[Data records]

━━━

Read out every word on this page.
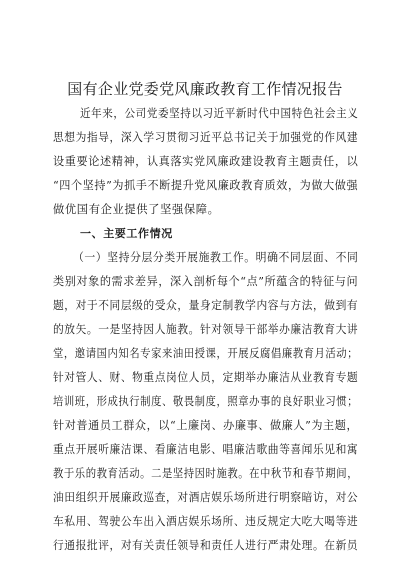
国有企业党委党风廉政教育工作情况报告
近年来，公司党委坚持以习近平新时代中国特色社会主义
思想为指导，深入学习贯彻习近平总书记关于加强党的作风建
设重要论述精神，认真落实党风廉政建设教育主题责任，以
“四个坚持”为抓手不断提升党风廉政教育质效，为做大做强
做优国有企业提供了坚强保障。
一、主要工作情况
（一）坚持分层分类开展施教工作。明确不同层面、不同
类别对象的需求差异，深入剖析每个“点”所蕴含的特征与问
题，对于不同层级的受众，量身定制教学内容与方法，做到有
的放矢。一是坚持因人施教。针对领导干部举办廉洁教育大讲
堂，邀请国内知名专家来油田授课，开展反腐倡廉教育月活动；
针对管人、财、物重点岗位人员，定期举办廉洁从业教育专题
培训班，形成执行制度、敬畏制度，照章办事的良好职业习惯；
针对普通员工群众，以“上廉岗、办廉事、做廉人”为主题，
重点开展听廉洁课、看廉洁电影、唱廉洁歌曲等喜闻乐见和寓
教于乐的教育活动。二是坚持因时施教。在中秋节和春节期间，
油田组织开展廉政巡查，对酒店娱乐场所进行明察暗访，对公
车私用、驾驶公车出入酒店娱乐场所、违反规定大吃大喝等进
行通报批评，对有关责任领导和责任人进行严肃处理。在新员
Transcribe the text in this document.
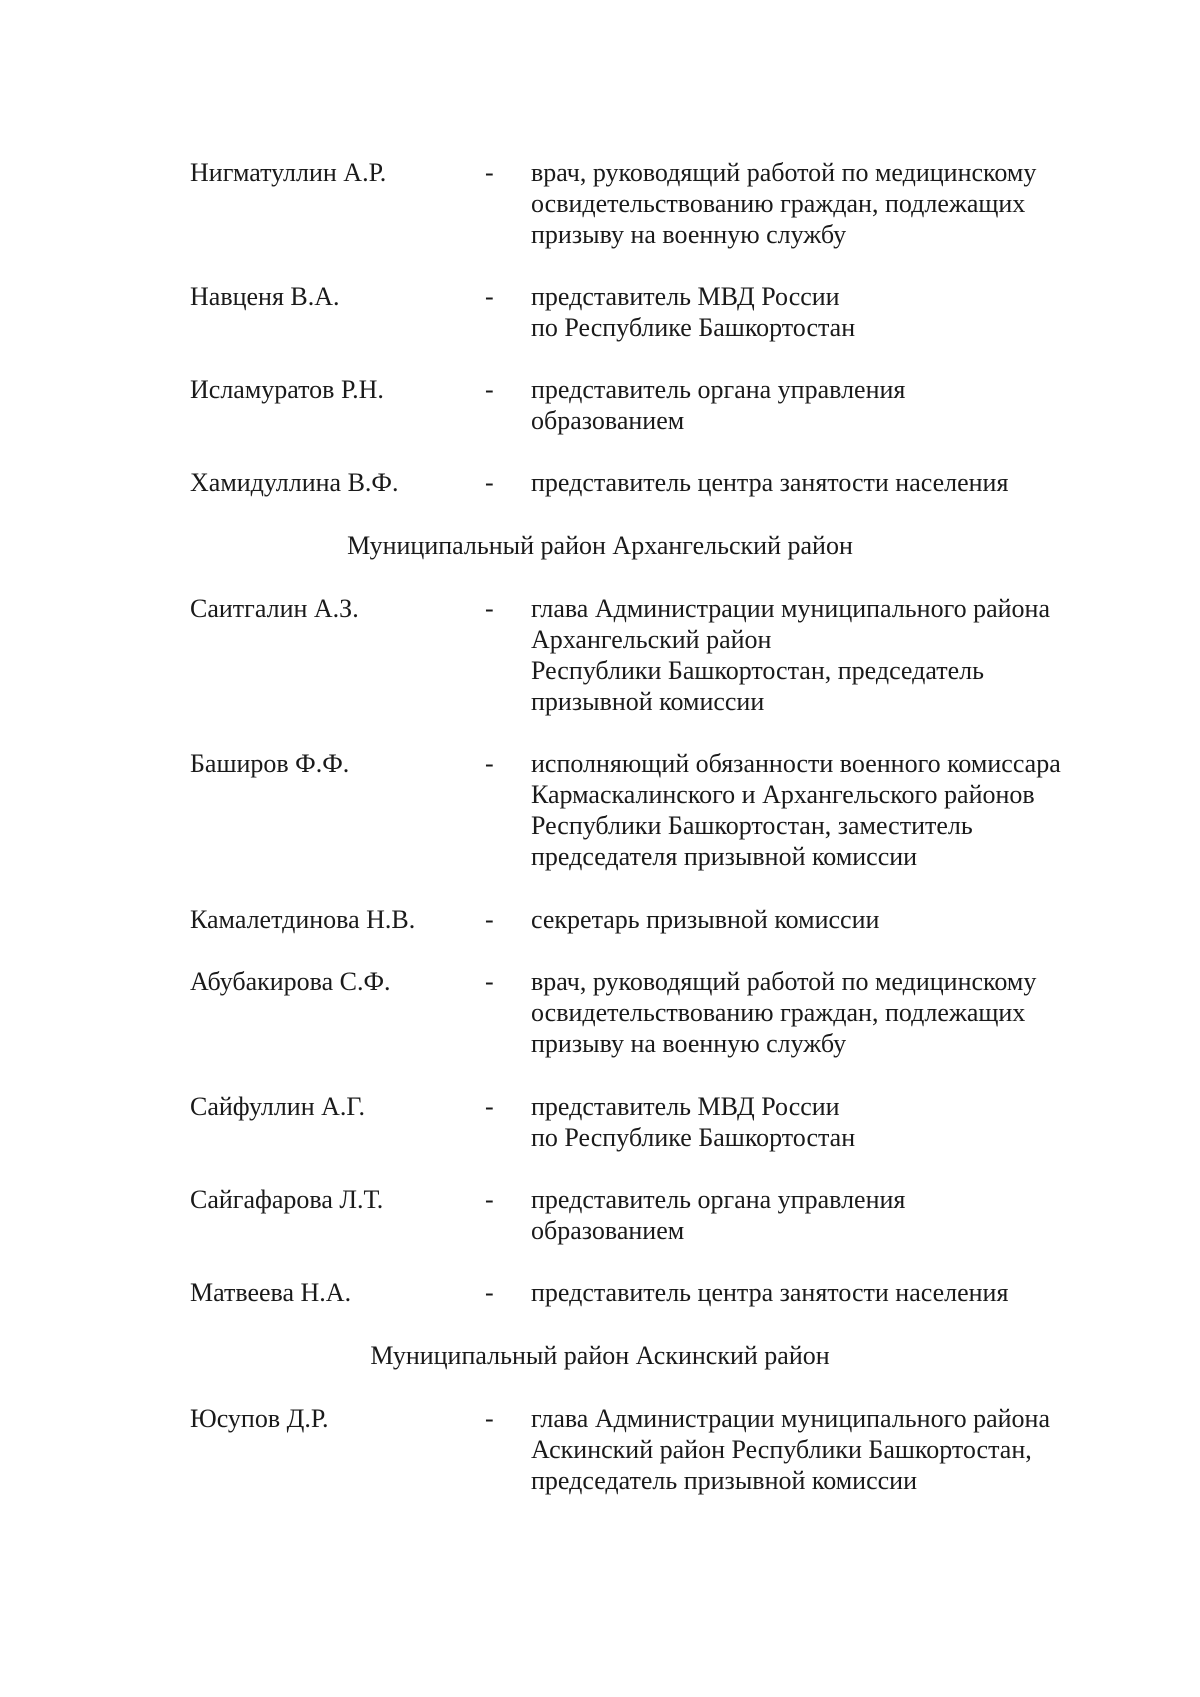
Нигматуллин А.Р.	- врач, руководящий работой по медицинскому
освидетельствованию граждан, подлежащих
призыву на военную службу
Навценя В.А.	- представитель МВД России
по Республике Башкортостан
Исламуратов Р.Н.	- представитель органа управления
образованием
Хамидуллина В.Ф.	- представитель центра занятости населения
Муниципальный район Архангельский район
Саитгалин А.З.	- глава Администрации муниципального района
Архангельский район
Республики Башкортостан, председатель
призывной комиссии
Баширов Ф.Ф.	- исполняющий обязанности военного комиссара
Кармаскалинского и Архангельского районов
Республики Башкортостан, заместитель
председателя призывной комиссии
Камалетдинова Н.В.	- секретарь призывной комиссии
Абубакирова С.Ф.	- врач, руководящий работой по медицинскому
освидетельствованию граждан, подлежащих
призыву на военную службу
Сайфуллин А.Г.	- представитель МВД России
по Республике Башкортостан
Сайгафарова Л.Т.	- представитель органа управления
образованием
Матвеева Н.А.	- представитель центра занятости населения
Муниципальный район Аскинский район
Юсупов Д.Р.	- глава Администрации муниципального района
Аскинский район Республики Башкортостан,
председатель призывной комиссии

━━━

Requirements: From the listing above, collect every line that mentions the word "занятости".

Solution to this exercise:
Хамидуллина В.Ф.	- представитель центра занятости населения
Матвеева Н.А.	- представитель центра занятости населения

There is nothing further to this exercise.